REQUIRED WORK
Work out the number of lines containing "height". Give that number alone.

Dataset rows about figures
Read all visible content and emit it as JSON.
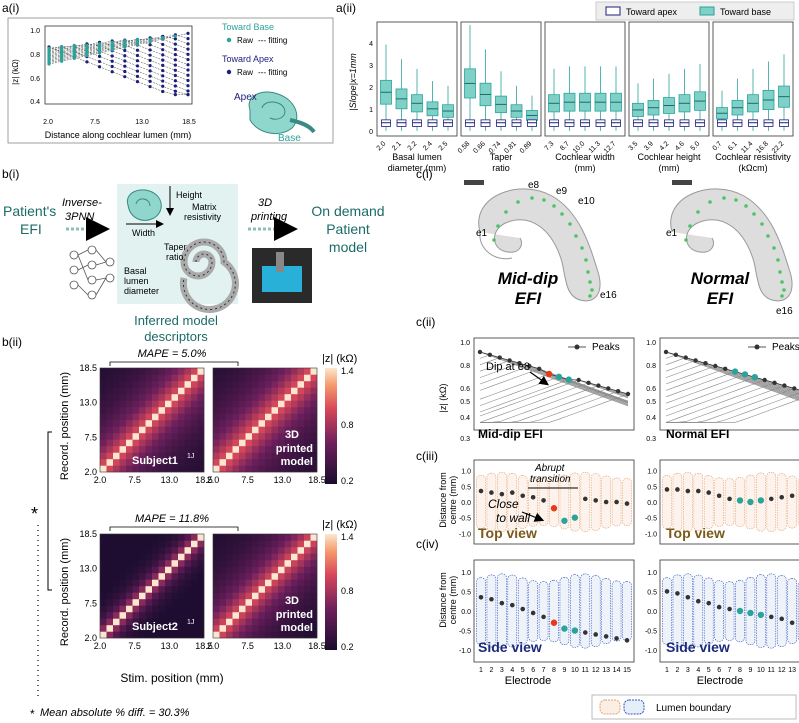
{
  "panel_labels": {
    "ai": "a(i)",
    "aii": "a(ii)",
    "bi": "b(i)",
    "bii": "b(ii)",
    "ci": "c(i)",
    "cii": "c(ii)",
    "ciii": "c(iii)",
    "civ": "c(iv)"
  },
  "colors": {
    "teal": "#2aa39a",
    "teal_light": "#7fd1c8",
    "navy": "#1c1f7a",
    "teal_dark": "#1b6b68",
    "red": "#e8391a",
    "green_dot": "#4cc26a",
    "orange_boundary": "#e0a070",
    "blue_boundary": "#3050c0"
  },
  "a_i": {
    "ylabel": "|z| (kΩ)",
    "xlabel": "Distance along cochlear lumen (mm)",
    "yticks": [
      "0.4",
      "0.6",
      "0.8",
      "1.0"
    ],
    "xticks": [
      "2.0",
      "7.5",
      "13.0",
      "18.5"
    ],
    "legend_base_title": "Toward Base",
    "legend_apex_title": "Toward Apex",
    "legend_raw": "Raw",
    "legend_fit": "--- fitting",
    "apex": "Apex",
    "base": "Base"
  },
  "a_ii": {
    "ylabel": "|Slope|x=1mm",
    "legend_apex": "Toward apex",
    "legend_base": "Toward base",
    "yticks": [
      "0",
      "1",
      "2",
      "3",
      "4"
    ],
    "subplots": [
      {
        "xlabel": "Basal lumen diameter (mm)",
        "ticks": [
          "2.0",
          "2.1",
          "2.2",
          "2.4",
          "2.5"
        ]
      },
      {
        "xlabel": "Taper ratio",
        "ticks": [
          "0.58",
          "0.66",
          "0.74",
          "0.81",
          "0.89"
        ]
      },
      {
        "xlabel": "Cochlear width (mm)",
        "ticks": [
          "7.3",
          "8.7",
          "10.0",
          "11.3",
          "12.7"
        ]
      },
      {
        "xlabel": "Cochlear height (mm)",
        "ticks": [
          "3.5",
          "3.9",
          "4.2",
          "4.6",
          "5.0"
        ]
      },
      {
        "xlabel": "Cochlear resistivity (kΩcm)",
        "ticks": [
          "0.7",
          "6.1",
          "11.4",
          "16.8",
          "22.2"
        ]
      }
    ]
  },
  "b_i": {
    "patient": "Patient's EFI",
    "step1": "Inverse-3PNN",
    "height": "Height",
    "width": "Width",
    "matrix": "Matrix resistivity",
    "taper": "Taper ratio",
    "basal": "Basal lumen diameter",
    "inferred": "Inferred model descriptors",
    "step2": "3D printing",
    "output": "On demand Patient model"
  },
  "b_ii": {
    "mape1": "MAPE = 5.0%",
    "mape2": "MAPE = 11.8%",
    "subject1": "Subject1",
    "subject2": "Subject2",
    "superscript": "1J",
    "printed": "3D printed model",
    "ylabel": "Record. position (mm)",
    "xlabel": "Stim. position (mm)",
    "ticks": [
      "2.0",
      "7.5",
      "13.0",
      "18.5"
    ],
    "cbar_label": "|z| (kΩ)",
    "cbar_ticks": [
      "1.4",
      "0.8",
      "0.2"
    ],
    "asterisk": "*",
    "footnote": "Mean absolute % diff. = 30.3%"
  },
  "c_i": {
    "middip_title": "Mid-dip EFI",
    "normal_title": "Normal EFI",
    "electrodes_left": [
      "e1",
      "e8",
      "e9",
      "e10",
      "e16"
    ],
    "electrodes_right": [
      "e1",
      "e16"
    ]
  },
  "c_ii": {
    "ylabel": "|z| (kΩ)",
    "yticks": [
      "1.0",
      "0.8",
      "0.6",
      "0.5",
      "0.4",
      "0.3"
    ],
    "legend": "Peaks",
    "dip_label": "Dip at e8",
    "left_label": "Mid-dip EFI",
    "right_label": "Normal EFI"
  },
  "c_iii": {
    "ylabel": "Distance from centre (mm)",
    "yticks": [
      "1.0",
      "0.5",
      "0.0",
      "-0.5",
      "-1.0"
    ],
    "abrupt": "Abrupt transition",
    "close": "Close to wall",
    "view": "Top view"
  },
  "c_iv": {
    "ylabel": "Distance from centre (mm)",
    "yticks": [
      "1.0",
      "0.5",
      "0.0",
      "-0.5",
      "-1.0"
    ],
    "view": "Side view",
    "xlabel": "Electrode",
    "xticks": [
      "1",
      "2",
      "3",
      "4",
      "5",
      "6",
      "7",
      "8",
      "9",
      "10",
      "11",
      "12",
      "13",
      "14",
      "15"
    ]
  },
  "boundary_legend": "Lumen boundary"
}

EXPECTED ANSWER
2